§ **Your task**: Repeat, exactly and completely, the material that follows. Omit the pictures.

[Lines of data]
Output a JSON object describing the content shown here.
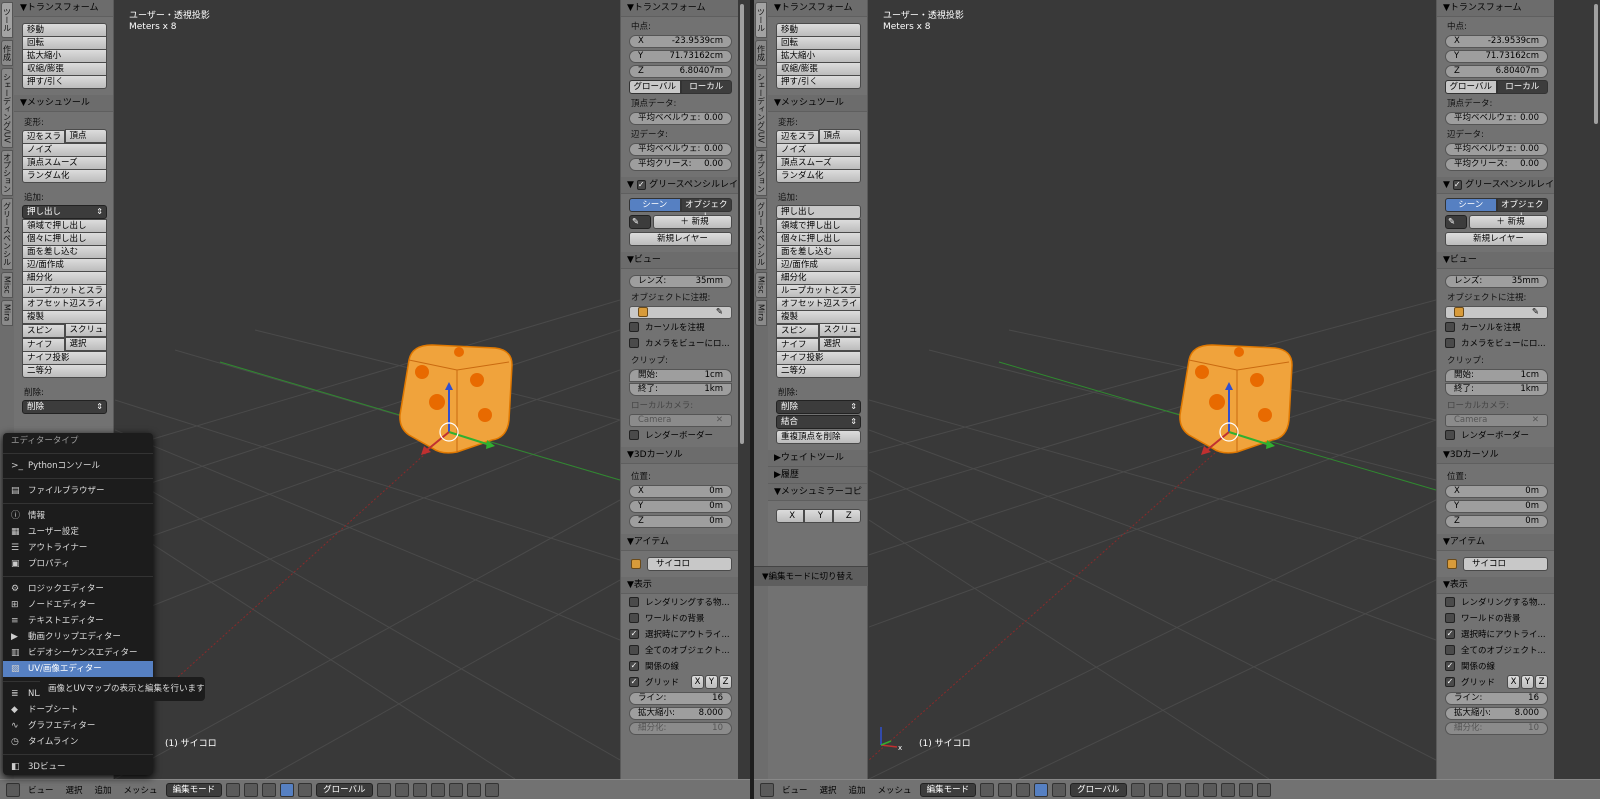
{
  "left": {
    "tabs": [
      "ツール",
      "作成",
      "シェーディング/UV",
      "オプション",
      "グリースペンシル",
      "Misc",
      "Mira"
    ],
    "viewport": {
      "title": "ユーザー・透視投影",
      "sub": "Meters x 8",
      "object": "(1) サイコロ"
    },
    "transform_title": "▼トランスフォーム",
    "transform_btns": [
      "移動",
      "回転",
      "拡大縮小",
      "収縮/膨張",
      "押す/引く"
    ],
    "meshtools_title": "▼メッシュツール",
    "deform_label": "変形:",
    "deform_row": [
      "辺をスラ",
      "頂点"
    ],
    "deform_btns": [
      "ノイズ",
      "頂点スムーズ",
      "ランダム化"
    ],
    "add_label": "追加:",
    "extrude": "押し出し",
    "add_btns": [
      "領域で押し出し",
      "個々に押し出し",
      "面を差し込む",
      "辺/面作成",
      "細分化",
      "ループカットとスラ",
      "オフセット辺スライド",
      "複製"
    ],
    "spin_row": [
      "スピン",
      "スクリュ"
    ],
    "knife_row": [
      "ナイフ",
      "選択"
    ],
    "add_btns2": [
      "ナイフ投影",
      "二等分"
    ],
    "delete_label": "削除:",
    "delete": "削除"
  },
  "menu": {
    "title": "エディタータイプ",
    "items": [
      {
        "label": "Pythonコンソール",
        "icon": ">_"
      },
      {
        "label": "ファイルブラウザー",
        "icon": "▤"
      },
      {
        "label": "情報",
        "icon": "ⓘ"
      },
      {
        "label": "ユーザー設定",
        "icon": "▦"
      },
      {
        "label": "アウトライナー",
        "icon": "☰"
      },
      {
        "label": "プロパティ",
        "icon": "▣"
      },
      {
        "label": "ロジックエディター",
        "icon": "⚙"
      },
      {
        "label": "ノードエディター",
        "icon": "⊞"
      },
      {
        "label": "テキストエディター",
        "icon": "≡"
      },
      {
        "label": "動画クリップエディター",
        "icon": "▶"
      },
      {
        "label": "ビデオシーケンスエディター",
        "icon": "▥"
      },
      {
        "label": "UV/画像エディター",
        "icon": "▨"
      },
      {
        "label": "NLA",
        "icon": "≣"
      },
      {
        "label": "ドープシート",
        "icon": "◆"
      },
      {
        "label": "グラフエディター",
        "icon": "∿"
      },
      {
        "label": "タイムライン",
        "icon": "◷"
      },
      {
        "label": "3Dビュー",
        "icon": "◧"
      }
    ],
    "tooltip": "画像とUVマップの表示と編集を行います"
  },
  "npanel": {
    "transform_title": "▼トランスフォーム",
    "median_label": "中点:",
    "x": "-23.9539cm",
    "y": "71.73162cm",
    "z": "6.80407m",
    "global": "グローバル",
    "local": "ローカル",
    "vertex_data": "頂点データ:",
    "mean_bevel": "平均ベベルウェ:",
    "mean_bevel_val": "0.00",
    "edge_data": "辺データ:",
    "mean_crease": "平均クリース:",
    "mean_crease_val": "0.00",
    "gpencil_title": "グリースペンシルレイ",
    "scene": "シーン",
    "object": "オブジェクト",
    "new": "新規",
    "new_layer": "新規レイヤー",
    "view_title": "▼ビュー",
    "lens": "レンズ:",
    "lens_val": "35mm",
    "look_at": "オブジェクトに注視:",
    "lock_cursor": "カーソルを注視",
    "lock_camera": "カメラをビューにロ...",
    "clip": "クリップ:",
    "clip_start": "開始:",
    "clip_start_val": "1cm",
    "clip_end": "終了:",
    "clip_end_val": "1km",
    "local_camera": "ローカルカメラ:",
    "camera": "Camera",
    "render_border": "レンダーボーダー",
    "cursor_title": "▼3Dカーソル",
    "location": "位置:",
    "cx": "0m",
    "cy": "0m",
    "cz": "0m",
    "item_title": "▼アイテム",
    "item_name": "サイコロ",
    "display_title": "▼表示",
    "only_render": "レンダリングする物...",
    "world_bg": "ワールドの背景",
    "outline_sel": "選択時にアウトライ...",
    "all_obj": "全てのオブジェクト...",
    "rel_lines": "関係の線",
    "grid": "グリッド",
    "lines": "ライン:",
    "lines_val": "16",
    "scale": "拡大縮小:",
    "scale_val": "8.000",
    "subdiv": "細分化:",
    "subdiv_val": "10",
    "xyz": [
      "X",
      "Y",
      "Z"
    ]
  },
  "right": {
    "merge": "結合",
    "remove_doubles": "重複頂点を削除",
    "weight_tools": "▶ウェイトツール",
    "history": "▶履歴",
    "mesh_mirror": "▼メッシュミラーコピ",
    "edit_toggle": "▼編集モードに切り替え"
  },
  "header": {
    "view": "ビュー",
    "select": "選択",
    "add": "追加",
    "mesh": "メッシュ",
    "mode": "編集モード",
    "orient": "グローバル"
  },
  "axis": {
    "x": "X",
    "y": "Y",
    "z": "Z"
  },
  "colors": {
    "accent": "#5680c2",
    "cube": "#f0a33c",
    "x_axis": "#c03030",
    "y_axis": "#30b030",
    "z_axis": "#3050d0"
  }
}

§ **The output**:
Output a JSON object describing the content shown here.
{
  "left": {
    "tabs": [
      "ツール",
      "作成",
      "シェーディング/UV",
      "オプション",
      "グリースペンシル",
      "Misc",
      "Mira"
    ],
    "viewport": {
      "title": "ユーザー・透視投影",
      "sub": "Meters x 8",
      "object": "(1) サイコロ"
    },
    "transform_title": "▼トランスフォーム",
    "transform_btns": [
      "移動",
      "回転",
      "拡大縮小",
      "収縮/膨張",
      "押す/引く"
    ],
    "meshtools_title": "▼メッシュツール",
    "deform_label": "変形:",
    "deform_row": [
      "辺をスラ",
      "頂点"
    ],
    "deform_btns": [
      "ノイズ",
      "頂点スムーズ",
      "ランダム化"
    ],
    "add_label": "追加:",
    "extrude": "押し出し",
    "add_btns": [
      "領域で押し出し",
      "個々に押し出し",
      "面を差し込む",
      "辺/面作成",
      "細分化",
      "ループカットとスラ",
      "オフセット辺スライド",
      "複製"
    ],
    "spin_row": [
      "スピン",
      "スクリュ"
    ],
    "knife_row": [
      "ナイフ",
      "選択"
    ],
    "add_btns2": [
      "ナイフ投影",
      "二等分"
    ],
    "delete_label": "削除:",
    "delete": "削除"
  },
  "menu": {
    "title": "エディタータイプ",
    "items": [
      {
        "label": "Pythonコンソール",
        "icon": ">_"
      },
      {
        "label": "ファイルブラウザー",
        "icon": "▤"
      },
      {
        "label": "情報",
        "icon": "ⓘ"
      },
      {
        "label": "ユーザー設定",
        "icon": "▦"
      },
      {
        "label": "アウトライナー",
        "icon": "☰"
      },
      {
        "label": "プロパティ",
        "icon": "▣"
      },
      {
        "label": "ロジックエディター",
        "icon": "⚙"
      },
      {
        "label": "ノードエディター",
        "icon": "⊞"
      },
      {
        "label": "テキストエディター",
        "icon": "≡"
      },
      {
        "label": "動画クリップエディター",
        "icon": "▶"
      },
      {
        "label": "ビデオシーケンスエディター",
        "icon": "▥"
      },
      {
        "label": "UV/画像エディター",
        "icon": "▨"
      },
      {
        "label": "NLA",
        "icon": "≣"
      },
      {
        "label": "ドープシート",
        "icon": "◆"
      },
      {
        "label": "グラフエディター",
        "icon": "∿"
      },
      {
        "label": "タイムライン",
        "icon": "◷"
      },
      {
        "label": "3Dビュー",
        "icon": "◧"
      }
    ],
    "tooltip": "画像とUVマップの表示と編集を行います"
  },
  "npanel": {
    "transform_title": "▼トランスフォーム",
    "median_label": "中点:",
    "x": "-23.9539cm",
    "y": "71.73162cm",
    "z": "6.80407m",
    "global": "グローバル",
    "local": "ローカル",
    "vertex_data": "頂点データ:",
    "mean_bevel": "平均ベベルウェ:",
    "mean_bevel_val": "0.00",
    "edge_data": "辺データ:",
    "mean_crease": "平均クリース:",
    "mean_crease_val": "0.00",
    "gpencil_title": "グリースペンシルレイ",
    "scene": "シーン",
    "object": "オブジェクト",
    "new": "新規",
    "new_layer": "新規レイヤー",
    "view_title": "▼ビュー",
    "lens": "レンズ:",
    "lens_val": "35mm",
    "look_at": "オブジェクトに注視:",
    "lock_cursor": "カーソルを注視",
    "lock_camera": "カメラをビューにロ...",
    "clip": "クリップ:",
    "clip_start": "開始:",
    "clip_start_val": "1cm",
    "clip_end": "終了:",
    "clip_end_val": "1km",
    "local_camera": "ローカルカメラ:",
    "camera": "Camera",
    "render_border": "レンダーボーダー",
    "cursor_title": "▼3Dカーソル",
    "location": "位置:",
    "cx": "0m",
    "cy": "0m",
    "cz": "0m",
    "item_title": "▼アイテム",
    "item_name": "サイコロ",
    "display_title": "▼表示",
    "only_render": "レンダリングする物...",
    "world_bg": "ワールドの背景",
    "outline_sel": "選択時にアウトライ...",
    "all_obj": "全てのオブジェクト...",
    "rel_lines": "関係の線",
    "grid": "グリッド",
    "lines": "ライン:",
    "lines_val": "16",
    "scale": "拡大縮小:",
    "scale_val": "8.000",
    "subdiv": "細分化:",
    "subdiv_val": "10",
    "xyz": [
      "X",
      "Y",
      "Z"
    ]
  },
  "right": {
    "merge": "結合",
    "remove_doubles": "重複頂点を削除",
    "weight_tools": "▶ウェイトツール",
    "history": "▶履歴",
    "mesh_mirror": "▼メッシュミラーコピ",
    "edit_toggle": "▼編集モードに切り替え"
  },
  "header": {
    "view": "ビュー",
    "select": "選択",
    "add": "追加",
    "mesh": "メッシュ",
    "mode": "編集モード",
    "orient": "グローバル"
  },
  "axis": {
    "x": "X",
    "y": "Y",
    "z": "Z"
  },
  "colors": {
    "accent": "#5680c2",
    "cube": "#f0a33c",
    "x_axis": "#c03030",
    "y_axis": "#30b030",
    "z_axis": "#3050d0"
  }
}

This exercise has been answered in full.